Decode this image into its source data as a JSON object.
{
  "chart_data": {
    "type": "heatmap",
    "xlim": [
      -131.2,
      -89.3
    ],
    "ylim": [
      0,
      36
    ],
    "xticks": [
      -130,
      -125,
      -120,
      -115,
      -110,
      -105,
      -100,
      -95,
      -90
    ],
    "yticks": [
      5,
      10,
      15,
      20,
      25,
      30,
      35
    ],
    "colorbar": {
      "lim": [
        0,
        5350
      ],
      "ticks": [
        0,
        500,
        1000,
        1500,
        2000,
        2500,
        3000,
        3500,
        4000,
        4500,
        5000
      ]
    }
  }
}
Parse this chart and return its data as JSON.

===============

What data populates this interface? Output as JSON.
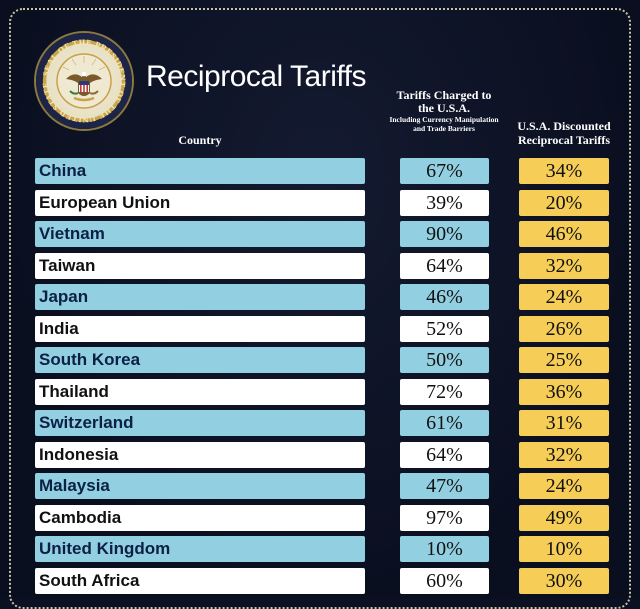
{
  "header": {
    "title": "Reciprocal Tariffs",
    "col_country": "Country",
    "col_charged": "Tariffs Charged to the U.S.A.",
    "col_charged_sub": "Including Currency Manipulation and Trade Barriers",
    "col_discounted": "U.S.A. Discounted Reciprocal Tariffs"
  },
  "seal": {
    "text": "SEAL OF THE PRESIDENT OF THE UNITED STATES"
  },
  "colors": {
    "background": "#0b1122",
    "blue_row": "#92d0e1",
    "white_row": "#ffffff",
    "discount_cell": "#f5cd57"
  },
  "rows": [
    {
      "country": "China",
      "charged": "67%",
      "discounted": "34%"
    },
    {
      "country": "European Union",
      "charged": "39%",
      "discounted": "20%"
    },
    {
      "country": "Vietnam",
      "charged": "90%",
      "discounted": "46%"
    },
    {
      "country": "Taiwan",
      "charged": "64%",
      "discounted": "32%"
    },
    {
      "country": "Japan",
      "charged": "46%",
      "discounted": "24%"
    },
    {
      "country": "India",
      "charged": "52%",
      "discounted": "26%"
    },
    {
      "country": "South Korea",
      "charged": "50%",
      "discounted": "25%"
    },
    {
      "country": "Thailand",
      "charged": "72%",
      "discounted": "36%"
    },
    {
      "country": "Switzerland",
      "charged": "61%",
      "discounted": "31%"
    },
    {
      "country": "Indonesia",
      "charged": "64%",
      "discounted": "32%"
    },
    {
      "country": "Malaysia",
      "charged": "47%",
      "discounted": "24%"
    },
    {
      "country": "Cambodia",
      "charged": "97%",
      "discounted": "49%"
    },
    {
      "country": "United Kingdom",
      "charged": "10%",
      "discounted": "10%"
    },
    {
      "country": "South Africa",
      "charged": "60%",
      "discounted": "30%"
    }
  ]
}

===============

GOAL OF THE EXERCISE: In the listing above, locate the line containing "Decode this image" and the line containing "Parse this chart and return its data as JSON.", then transcribe both and every line between them verbatim.

ANSWER TO THIS PROBLEM:
Decode this image into its source data as a JSON object.
{
  "chart_data": {
    "type": "heatmap",
    "xlim": [
      -131.2,
      -89.3
    ],
    "ylim": [
      0,
      36
    ],
    "xticks": [
      -130,
      -125,
      -120,
      -115,
      -110,
      -105,
      -100,
      -95,
      -90
    ],
    "yticks": [
      5,
      10,
      15,
      20,
      25,
      30,
      35
    ],
    "colorbar": {
      "lim": [
        0,
        5350
      ],
      "ticks": [
        0,
        500,
        1000,
        1500,
        2000,
        2500,
        3000,
        3500,
        4000,
        4500,
        5000
      ]
    }
  }
}
Parse this chart and return its data as JSON.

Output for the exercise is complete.